**Given request:** Search the listing for the string "Jens" and copy every line that contains it.

Data entries for graphics:
::::

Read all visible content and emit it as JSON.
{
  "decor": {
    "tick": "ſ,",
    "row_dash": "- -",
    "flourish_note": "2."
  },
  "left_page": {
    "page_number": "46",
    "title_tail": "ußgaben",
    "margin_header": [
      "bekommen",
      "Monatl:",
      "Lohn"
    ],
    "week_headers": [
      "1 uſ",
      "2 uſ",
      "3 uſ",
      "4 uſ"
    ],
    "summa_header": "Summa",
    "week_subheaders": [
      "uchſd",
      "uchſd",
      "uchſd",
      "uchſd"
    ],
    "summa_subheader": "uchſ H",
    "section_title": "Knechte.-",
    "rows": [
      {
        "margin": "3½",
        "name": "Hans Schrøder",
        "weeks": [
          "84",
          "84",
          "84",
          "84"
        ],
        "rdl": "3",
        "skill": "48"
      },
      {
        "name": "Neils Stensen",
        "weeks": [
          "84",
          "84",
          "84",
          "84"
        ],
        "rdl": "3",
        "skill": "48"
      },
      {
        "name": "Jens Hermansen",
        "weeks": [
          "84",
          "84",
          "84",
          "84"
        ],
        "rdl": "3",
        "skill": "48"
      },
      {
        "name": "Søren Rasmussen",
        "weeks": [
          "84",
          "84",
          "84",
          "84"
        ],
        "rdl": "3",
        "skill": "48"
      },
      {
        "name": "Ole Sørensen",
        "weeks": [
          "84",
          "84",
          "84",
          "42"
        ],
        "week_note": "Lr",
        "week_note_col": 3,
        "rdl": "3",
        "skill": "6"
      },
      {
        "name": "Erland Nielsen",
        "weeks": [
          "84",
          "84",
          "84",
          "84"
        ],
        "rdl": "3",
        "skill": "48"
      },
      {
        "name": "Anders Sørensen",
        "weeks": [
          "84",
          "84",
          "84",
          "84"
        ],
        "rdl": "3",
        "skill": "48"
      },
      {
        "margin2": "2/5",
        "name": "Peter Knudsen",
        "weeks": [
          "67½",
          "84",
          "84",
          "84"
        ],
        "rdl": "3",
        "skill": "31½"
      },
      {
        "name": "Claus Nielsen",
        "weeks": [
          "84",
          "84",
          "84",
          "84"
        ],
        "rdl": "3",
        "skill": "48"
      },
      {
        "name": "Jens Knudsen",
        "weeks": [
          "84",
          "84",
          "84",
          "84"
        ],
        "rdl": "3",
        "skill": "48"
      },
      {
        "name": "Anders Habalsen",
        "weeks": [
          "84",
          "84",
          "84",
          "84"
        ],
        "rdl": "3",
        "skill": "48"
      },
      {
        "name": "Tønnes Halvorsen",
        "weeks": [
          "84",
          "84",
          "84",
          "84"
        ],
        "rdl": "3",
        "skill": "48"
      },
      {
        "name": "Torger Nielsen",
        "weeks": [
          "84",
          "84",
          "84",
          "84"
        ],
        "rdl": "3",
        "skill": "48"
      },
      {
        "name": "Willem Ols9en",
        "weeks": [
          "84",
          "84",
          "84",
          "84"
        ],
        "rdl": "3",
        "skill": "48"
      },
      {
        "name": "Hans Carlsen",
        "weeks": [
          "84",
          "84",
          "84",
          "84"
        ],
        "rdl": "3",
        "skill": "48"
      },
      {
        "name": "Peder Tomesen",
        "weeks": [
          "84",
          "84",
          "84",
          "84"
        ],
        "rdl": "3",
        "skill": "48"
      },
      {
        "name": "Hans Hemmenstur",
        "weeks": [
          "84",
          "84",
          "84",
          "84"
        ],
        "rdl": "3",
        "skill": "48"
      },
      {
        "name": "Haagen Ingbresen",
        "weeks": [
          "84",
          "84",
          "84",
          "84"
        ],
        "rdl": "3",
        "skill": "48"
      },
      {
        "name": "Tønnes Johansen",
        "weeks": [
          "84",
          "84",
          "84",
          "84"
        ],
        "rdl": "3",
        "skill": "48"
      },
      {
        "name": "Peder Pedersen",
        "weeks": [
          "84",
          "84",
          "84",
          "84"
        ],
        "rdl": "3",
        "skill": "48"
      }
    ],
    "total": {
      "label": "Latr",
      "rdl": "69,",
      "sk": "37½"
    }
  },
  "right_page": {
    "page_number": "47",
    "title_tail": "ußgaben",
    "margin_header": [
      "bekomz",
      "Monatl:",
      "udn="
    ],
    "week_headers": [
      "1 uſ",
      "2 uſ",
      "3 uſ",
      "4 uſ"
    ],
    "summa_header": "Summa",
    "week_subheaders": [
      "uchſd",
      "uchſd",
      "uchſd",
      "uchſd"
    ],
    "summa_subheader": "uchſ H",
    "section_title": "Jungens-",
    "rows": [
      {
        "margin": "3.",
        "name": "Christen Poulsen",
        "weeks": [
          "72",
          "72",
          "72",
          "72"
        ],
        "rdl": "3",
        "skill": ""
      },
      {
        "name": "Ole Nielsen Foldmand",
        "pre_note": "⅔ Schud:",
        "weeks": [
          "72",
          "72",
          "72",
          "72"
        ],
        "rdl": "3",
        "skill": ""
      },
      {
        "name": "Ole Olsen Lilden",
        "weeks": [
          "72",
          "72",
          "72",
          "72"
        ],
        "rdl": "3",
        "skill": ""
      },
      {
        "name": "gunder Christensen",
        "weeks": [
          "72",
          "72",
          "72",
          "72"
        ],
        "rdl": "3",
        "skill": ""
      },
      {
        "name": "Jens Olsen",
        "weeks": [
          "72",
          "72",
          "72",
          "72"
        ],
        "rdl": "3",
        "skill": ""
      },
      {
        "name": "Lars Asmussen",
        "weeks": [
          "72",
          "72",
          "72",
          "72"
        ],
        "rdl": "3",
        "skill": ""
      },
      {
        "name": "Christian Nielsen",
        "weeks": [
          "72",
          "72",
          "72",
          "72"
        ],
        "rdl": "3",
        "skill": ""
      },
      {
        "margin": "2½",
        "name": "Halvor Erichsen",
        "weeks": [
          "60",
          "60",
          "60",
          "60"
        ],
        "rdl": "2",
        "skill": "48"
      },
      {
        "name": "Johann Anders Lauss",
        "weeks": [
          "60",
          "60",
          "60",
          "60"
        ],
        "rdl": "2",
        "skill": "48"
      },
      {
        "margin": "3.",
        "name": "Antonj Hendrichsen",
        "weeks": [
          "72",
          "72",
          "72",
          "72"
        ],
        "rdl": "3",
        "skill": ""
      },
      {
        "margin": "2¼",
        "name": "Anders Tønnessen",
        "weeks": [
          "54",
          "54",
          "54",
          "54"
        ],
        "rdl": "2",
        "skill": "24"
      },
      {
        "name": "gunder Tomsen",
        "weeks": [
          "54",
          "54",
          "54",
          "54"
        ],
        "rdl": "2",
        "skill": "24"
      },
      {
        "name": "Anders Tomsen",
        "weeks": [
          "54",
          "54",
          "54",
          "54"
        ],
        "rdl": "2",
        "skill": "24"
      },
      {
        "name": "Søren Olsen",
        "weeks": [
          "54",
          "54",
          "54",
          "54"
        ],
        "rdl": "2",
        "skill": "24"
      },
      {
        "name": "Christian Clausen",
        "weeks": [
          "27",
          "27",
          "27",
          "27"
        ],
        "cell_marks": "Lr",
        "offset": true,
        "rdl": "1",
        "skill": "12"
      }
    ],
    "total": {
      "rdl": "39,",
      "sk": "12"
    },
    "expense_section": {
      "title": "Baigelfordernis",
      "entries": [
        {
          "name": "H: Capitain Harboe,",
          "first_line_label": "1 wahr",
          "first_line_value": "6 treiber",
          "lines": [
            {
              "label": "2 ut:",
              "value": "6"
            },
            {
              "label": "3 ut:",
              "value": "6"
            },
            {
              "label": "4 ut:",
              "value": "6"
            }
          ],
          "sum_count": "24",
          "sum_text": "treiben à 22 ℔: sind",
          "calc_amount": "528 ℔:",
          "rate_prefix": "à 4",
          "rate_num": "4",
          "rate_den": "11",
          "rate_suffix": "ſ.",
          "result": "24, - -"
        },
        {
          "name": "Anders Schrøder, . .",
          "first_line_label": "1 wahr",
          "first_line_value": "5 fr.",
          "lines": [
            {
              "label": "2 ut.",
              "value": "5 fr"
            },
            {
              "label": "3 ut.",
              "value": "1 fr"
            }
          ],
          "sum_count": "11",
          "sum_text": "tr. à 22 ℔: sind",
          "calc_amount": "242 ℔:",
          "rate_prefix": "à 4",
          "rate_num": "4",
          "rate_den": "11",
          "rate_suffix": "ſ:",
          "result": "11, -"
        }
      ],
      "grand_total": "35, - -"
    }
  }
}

::::

**Written response:**
        "name": "Jens Hermansen",
        "name": "Jens Knudsen",
        "name": "Jens Olsen",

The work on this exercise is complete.